**TEXT EXCERPT**.
::::::::
Reinforcement Learning Research Engineer
Division
Korea
Job group
Tech/Product
Experience Level
Experience irrelevant
Job Types
Full-time
Locations
Seoul Office서울특별시 강남구 선릉로 561

RLWRLD is ​a ​leading ​Physical AI ​company developing a Robotics ​Foundation ​Model (RFM) ​that enables robots ​to perceive, ​reason, ​and act ​in ​the ​real world like ​humans.


Building ​on deep research ​capabilities ​in ​AI and robotics ​and a ​strong ​data collaboration ​network with ​industrial ​partners in Japan, ​Korea, and ​beyond, RLWRLD is rapidly advancing our RFM to enable precise manipulation by high-degree-of-freedom robotic hands. The company is also collaborating with world-class research groups and partners in robotics and sensor solutions to develop AI models that can be practically deployed across industries such as manufacturing, logistics, and services.


Having raised approximately KRW 60 billion in cumulative seed funding from leading domestic and global venture capital firms and major corporations, RLWRLD continues to attract exceptional talent who are eager to drive innovation across AI, robotics technology, and business.








About the Product Organization


At RLWRLD, our Product Organization is responsible for developing all core products — spanning planning, development, and research.


We are building foundational technologies such as:

  • Robotics Foundation Model (RFM)
  • APIs/SDKs to deliver RFM functionality
  • Data pipeline & teleoperation tools
  • Training systems for model learning
  • Benchmark systems to test performance
  • Robot control systems
  • Infra stack (GPU orchestration, compute management)


Our team includes both research and software engineers, working fluidly across AI model development and software infrastructure. We collaborate closely with Academy Researchers, robotic hardware partners, and internal business developers to deliver cutting-edge robotics solutions.



Position Overview


We are seeking a Real-world Robot Learning innovator who goes beyond simulation to directly address the complexity of real industrial environments using physical robots.


This role tackles core challenges that extend beyond laboratory-scale algorithms, continuously improving policies in real-robot environments through Offline-to-Online Reinforcement Learning (RL) strategies powered by large-scale data. In particular, you will design large end-to-end models based on Vision-Language-Action (VLA) integration—combining vision, language, and action—and optimize them for real robot systems to deliver intelligent control models that operate reliably in real-world deployments.


We are looking for individuals who go beyond architecture design and can overcome real-world uncertainty through data, ultimately delivering high-performance control policies for next-generation robotics.
::::::::
(Item position entries)
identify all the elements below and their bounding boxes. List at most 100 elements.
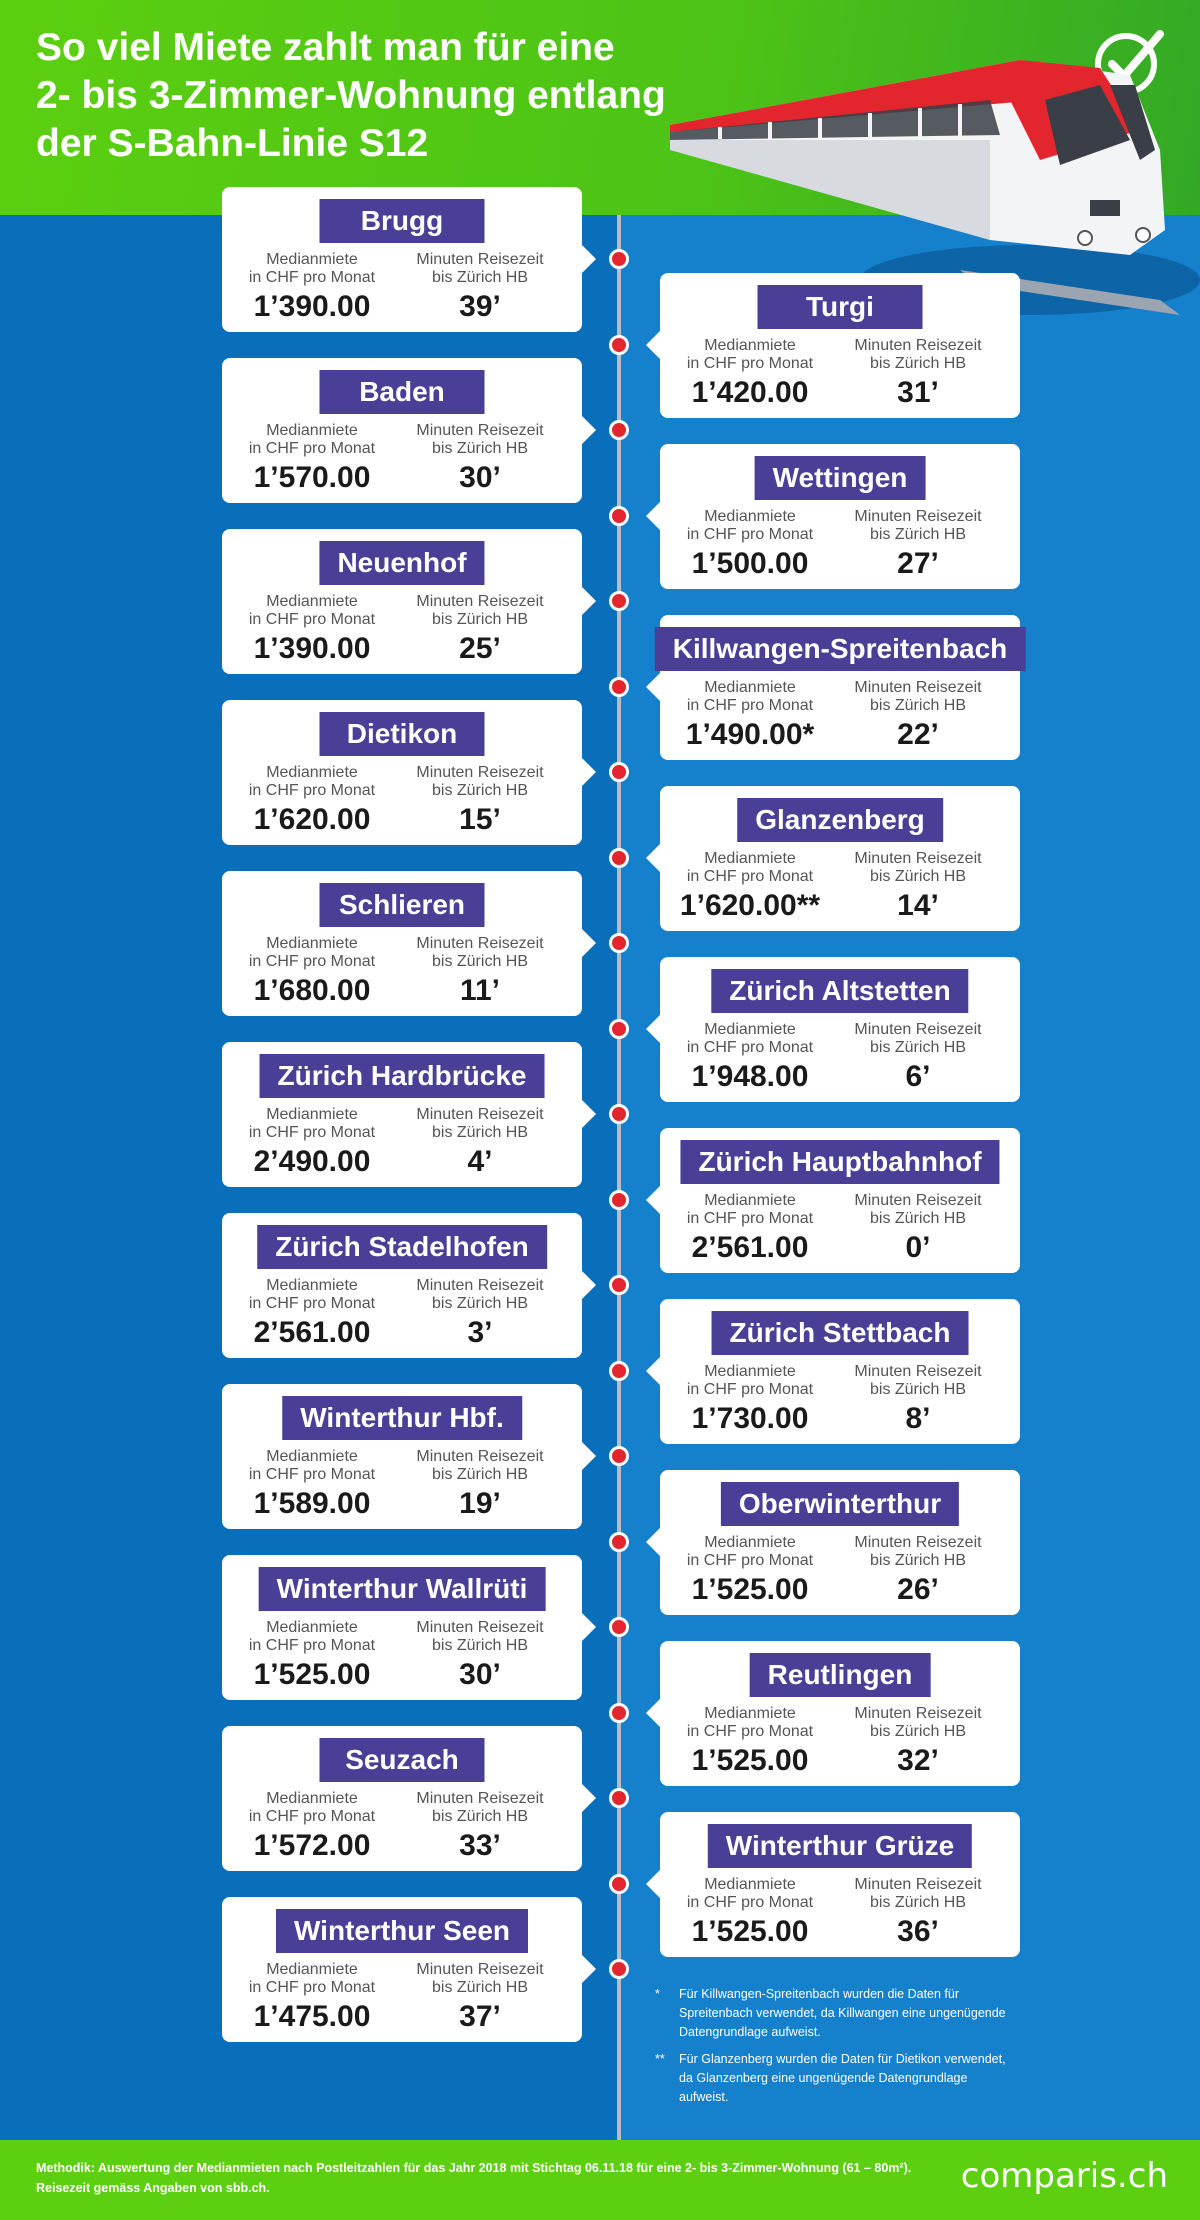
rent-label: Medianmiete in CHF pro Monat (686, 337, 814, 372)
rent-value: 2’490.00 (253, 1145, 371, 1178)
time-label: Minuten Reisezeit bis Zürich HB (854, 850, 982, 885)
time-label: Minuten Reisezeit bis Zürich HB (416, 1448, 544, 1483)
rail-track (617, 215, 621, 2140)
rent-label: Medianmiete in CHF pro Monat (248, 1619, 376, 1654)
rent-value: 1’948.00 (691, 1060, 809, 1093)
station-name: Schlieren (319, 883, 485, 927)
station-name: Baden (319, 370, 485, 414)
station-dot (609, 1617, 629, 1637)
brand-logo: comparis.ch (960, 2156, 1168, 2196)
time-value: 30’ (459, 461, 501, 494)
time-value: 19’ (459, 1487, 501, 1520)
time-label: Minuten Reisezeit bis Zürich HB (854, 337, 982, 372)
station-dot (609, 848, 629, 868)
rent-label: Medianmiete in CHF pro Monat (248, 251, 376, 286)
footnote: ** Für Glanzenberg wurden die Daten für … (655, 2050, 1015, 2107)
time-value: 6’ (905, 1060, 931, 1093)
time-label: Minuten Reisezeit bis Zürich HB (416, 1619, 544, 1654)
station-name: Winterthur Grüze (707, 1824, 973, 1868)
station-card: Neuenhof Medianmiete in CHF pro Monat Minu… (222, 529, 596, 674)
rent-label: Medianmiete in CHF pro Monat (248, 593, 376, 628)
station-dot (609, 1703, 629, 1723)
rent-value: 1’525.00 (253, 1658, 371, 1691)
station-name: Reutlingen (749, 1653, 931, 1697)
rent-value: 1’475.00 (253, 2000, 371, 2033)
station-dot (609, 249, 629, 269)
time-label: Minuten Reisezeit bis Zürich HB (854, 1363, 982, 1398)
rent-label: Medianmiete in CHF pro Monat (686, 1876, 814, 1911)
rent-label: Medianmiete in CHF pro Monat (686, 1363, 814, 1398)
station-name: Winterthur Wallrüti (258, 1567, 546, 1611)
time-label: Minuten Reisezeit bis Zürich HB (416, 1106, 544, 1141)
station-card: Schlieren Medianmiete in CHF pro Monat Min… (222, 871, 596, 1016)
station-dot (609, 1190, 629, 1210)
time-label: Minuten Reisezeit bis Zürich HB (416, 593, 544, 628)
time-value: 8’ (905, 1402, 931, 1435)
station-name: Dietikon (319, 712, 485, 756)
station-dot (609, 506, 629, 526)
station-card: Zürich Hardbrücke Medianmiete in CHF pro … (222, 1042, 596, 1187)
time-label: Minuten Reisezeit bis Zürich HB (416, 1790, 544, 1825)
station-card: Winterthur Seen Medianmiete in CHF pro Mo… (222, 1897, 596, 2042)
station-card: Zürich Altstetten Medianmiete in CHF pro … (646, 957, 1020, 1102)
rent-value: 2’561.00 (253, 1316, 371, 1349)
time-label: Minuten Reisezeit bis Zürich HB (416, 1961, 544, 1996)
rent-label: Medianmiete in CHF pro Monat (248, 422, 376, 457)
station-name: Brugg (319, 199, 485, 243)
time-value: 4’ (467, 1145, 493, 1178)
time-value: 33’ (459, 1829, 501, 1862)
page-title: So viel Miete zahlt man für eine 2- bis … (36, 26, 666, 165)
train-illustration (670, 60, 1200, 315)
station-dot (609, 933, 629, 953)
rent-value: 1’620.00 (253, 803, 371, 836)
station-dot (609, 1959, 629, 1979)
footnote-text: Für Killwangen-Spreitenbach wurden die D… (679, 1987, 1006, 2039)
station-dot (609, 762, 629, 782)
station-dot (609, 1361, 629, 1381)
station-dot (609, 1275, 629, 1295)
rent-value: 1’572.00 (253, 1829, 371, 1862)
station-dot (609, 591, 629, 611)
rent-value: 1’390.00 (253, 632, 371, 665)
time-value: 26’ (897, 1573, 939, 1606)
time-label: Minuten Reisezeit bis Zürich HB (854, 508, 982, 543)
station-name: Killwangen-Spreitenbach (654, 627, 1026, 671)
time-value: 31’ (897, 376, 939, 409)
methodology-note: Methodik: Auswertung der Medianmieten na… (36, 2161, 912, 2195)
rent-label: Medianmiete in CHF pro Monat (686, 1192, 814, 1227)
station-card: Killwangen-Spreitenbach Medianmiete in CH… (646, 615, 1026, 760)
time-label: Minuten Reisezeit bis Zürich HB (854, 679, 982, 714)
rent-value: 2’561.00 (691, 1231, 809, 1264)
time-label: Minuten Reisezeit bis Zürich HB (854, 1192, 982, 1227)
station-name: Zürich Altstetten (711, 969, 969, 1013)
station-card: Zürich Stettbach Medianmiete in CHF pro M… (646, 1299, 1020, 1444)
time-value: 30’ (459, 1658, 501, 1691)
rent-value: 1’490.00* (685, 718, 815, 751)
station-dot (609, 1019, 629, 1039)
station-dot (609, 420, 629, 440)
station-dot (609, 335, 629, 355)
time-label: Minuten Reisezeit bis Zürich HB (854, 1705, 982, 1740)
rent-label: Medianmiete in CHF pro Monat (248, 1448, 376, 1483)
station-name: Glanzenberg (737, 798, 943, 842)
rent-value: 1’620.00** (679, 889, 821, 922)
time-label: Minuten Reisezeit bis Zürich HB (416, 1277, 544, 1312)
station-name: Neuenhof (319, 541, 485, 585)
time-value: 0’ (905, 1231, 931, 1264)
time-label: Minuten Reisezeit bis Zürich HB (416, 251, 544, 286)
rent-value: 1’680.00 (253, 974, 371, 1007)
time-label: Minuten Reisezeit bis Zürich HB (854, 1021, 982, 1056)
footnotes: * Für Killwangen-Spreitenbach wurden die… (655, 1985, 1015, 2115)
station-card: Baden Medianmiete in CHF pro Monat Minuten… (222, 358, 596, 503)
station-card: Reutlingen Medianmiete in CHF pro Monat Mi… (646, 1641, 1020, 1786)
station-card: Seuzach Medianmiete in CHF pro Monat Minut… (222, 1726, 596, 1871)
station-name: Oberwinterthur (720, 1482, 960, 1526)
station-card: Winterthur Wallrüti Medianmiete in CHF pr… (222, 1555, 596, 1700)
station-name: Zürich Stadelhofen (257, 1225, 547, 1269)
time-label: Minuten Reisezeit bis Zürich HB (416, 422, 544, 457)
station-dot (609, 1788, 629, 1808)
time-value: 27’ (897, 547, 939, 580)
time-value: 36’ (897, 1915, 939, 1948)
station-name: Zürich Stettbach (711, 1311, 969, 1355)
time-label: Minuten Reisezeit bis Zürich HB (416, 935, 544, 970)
::::::::
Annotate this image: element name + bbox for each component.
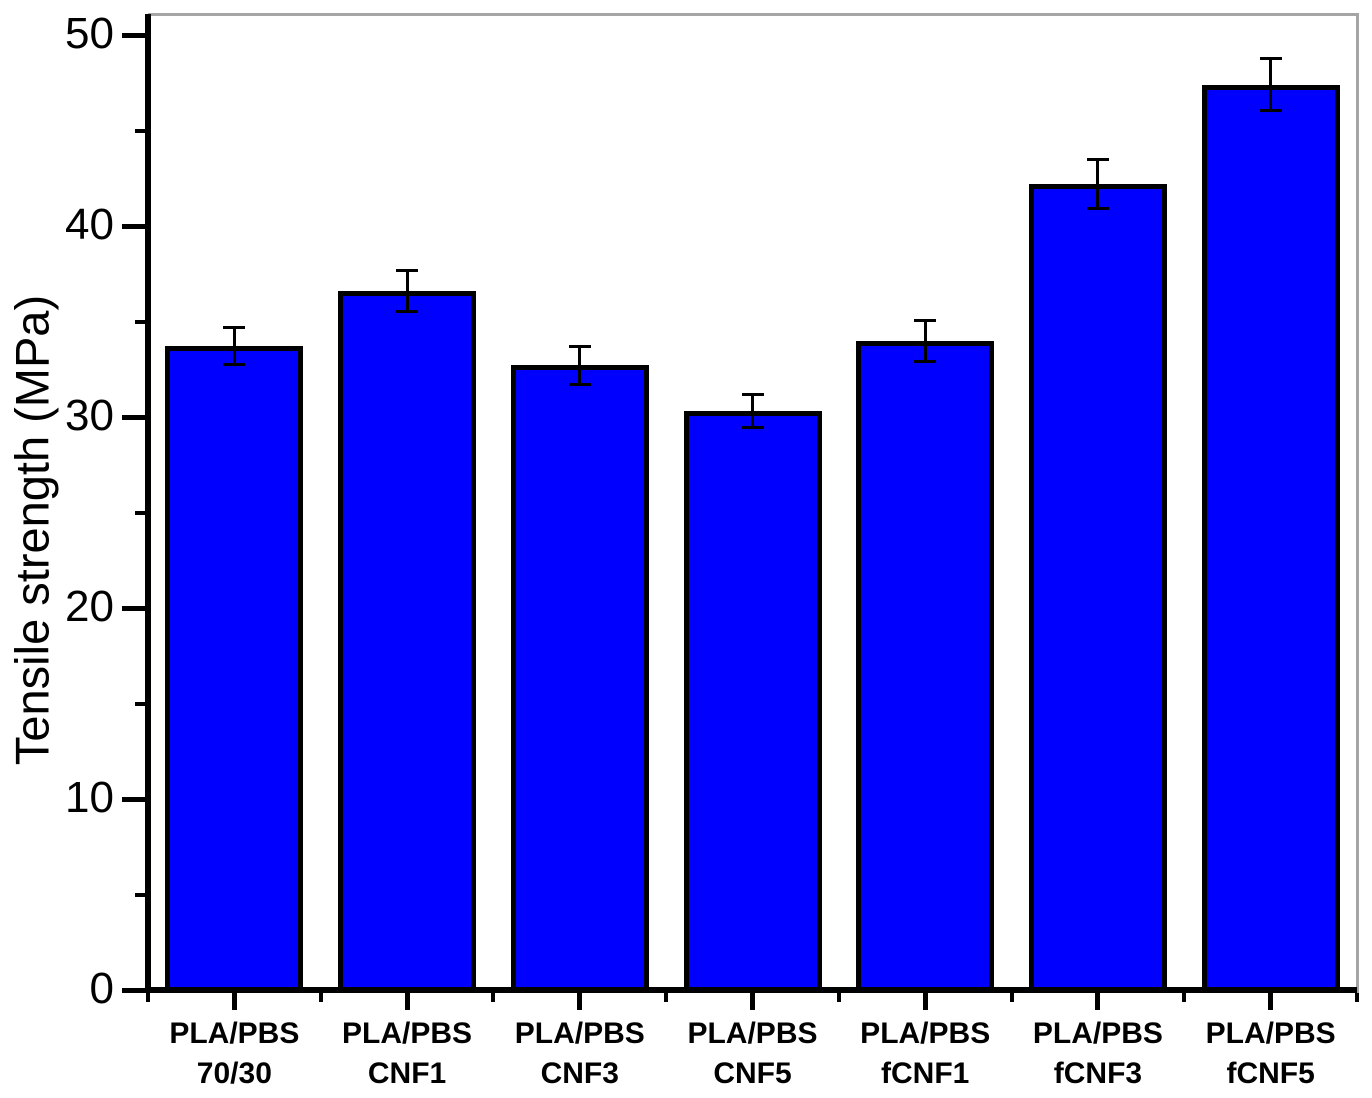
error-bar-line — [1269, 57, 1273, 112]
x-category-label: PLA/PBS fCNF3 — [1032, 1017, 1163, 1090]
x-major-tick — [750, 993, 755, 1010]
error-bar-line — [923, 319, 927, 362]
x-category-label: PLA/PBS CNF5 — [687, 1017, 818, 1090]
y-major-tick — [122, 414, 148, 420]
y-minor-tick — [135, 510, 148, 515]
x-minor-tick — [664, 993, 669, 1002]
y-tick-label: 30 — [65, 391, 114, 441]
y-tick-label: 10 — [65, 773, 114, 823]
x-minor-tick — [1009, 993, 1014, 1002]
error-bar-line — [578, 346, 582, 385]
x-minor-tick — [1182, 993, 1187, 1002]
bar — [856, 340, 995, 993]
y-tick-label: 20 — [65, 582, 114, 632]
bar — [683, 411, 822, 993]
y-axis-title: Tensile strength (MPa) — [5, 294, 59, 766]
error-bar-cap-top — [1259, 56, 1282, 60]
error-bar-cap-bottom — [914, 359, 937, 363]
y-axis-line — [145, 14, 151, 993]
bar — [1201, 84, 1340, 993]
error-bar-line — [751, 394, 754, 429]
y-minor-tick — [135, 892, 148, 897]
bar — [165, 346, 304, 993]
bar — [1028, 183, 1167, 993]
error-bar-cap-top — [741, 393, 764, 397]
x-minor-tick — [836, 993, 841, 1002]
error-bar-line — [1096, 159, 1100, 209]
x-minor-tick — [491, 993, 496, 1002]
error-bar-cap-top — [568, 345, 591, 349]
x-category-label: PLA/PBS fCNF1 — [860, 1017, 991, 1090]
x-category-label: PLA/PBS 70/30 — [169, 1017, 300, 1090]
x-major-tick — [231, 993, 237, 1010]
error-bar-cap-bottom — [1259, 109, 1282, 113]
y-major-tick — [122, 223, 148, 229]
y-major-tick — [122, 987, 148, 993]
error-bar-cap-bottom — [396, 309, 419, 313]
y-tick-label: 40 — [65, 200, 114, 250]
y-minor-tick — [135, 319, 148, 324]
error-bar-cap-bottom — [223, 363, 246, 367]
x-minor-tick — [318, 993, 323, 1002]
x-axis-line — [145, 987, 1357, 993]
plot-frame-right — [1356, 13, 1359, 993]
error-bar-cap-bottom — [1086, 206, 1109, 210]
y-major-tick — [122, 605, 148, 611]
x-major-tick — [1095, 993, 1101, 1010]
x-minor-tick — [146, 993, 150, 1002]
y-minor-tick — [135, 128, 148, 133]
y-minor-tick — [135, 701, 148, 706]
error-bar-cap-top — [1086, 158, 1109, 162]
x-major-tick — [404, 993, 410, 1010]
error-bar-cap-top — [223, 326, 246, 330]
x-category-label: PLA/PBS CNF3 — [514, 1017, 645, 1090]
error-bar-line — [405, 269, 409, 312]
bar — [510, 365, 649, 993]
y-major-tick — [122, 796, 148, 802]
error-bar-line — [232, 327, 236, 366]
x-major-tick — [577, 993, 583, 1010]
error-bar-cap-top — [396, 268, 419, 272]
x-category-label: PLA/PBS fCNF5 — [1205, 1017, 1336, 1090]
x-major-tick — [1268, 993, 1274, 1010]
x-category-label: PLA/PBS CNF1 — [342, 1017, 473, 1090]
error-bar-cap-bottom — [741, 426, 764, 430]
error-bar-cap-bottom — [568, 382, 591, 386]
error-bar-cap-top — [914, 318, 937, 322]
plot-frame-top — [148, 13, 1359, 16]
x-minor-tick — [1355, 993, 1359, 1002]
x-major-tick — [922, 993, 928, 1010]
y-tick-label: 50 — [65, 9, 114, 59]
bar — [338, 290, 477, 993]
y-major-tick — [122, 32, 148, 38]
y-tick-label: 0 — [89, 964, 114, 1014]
::::::::
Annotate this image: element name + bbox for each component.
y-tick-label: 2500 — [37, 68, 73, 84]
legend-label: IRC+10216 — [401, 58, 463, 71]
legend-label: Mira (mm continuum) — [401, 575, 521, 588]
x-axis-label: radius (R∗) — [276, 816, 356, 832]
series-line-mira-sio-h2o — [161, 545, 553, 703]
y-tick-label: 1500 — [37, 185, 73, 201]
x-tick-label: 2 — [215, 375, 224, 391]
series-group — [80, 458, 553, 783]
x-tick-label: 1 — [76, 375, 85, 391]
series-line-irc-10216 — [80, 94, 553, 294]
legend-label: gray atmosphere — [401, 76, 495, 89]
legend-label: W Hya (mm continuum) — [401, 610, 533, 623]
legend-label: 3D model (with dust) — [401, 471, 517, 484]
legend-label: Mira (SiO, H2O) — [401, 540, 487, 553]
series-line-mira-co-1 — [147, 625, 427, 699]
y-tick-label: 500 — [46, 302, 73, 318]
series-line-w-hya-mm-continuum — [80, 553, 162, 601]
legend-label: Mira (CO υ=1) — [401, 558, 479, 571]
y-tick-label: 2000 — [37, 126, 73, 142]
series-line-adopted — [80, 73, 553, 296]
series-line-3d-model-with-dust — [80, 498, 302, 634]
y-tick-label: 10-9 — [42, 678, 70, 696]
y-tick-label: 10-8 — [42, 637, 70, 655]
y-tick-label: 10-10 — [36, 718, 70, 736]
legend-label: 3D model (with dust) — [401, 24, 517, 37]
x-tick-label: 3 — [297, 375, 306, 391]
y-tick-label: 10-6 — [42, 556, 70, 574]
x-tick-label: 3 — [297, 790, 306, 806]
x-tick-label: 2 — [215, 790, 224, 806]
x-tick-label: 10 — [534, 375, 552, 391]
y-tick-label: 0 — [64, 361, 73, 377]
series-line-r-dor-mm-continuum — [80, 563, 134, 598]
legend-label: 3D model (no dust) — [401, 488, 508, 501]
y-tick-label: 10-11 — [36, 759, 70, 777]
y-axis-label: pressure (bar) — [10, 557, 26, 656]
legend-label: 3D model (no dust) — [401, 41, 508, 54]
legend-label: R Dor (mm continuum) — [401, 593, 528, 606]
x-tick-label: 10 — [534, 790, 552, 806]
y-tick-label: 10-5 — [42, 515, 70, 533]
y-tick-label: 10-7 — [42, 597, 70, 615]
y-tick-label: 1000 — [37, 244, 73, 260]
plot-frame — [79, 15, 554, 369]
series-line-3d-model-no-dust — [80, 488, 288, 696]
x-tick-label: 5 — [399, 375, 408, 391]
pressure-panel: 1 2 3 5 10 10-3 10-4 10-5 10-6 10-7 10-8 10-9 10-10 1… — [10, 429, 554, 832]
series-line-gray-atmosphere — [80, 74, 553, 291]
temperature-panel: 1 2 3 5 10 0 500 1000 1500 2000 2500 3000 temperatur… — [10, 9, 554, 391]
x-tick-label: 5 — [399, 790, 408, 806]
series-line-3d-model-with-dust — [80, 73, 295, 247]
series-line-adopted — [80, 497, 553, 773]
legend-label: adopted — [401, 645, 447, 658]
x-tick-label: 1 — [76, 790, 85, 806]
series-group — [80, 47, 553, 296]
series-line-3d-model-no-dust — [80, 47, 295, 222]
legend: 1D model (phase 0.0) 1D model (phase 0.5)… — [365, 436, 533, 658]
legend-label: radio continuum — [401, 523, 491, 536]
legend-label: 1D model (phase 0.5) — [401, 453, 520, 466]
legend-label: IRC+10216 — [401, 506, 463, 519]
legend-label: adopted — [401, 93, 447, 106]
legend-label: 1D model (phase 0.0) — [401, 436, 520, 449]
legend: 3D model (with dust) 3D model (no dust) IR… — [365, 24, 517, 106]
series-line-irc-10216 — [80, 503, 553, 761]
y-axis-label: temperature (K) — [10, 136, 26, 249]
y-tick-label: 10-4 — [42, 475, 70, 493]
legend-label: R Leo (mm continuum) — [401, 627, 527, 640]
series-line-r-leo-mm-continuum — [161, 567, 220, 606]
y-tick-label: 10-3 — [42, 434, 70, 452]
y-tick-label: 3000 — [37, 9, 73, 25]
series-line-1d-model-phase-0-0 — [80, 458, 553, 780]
::::::::
**WRITTEN EXERCISE**. List every foundational technology that the job posting says the Product Organization is building.

**RESULT FOR THIS EXERCISE**.
- Robotics Foundation Model (RFM)
- APIs/SDKs to deliver RFM functionality
- Data pipeline & teleoperation tools
- Training systems for model learning
- Benchmark systems to test performance
- Robot control systems
- Infra stack (GPU orchestration, compute management)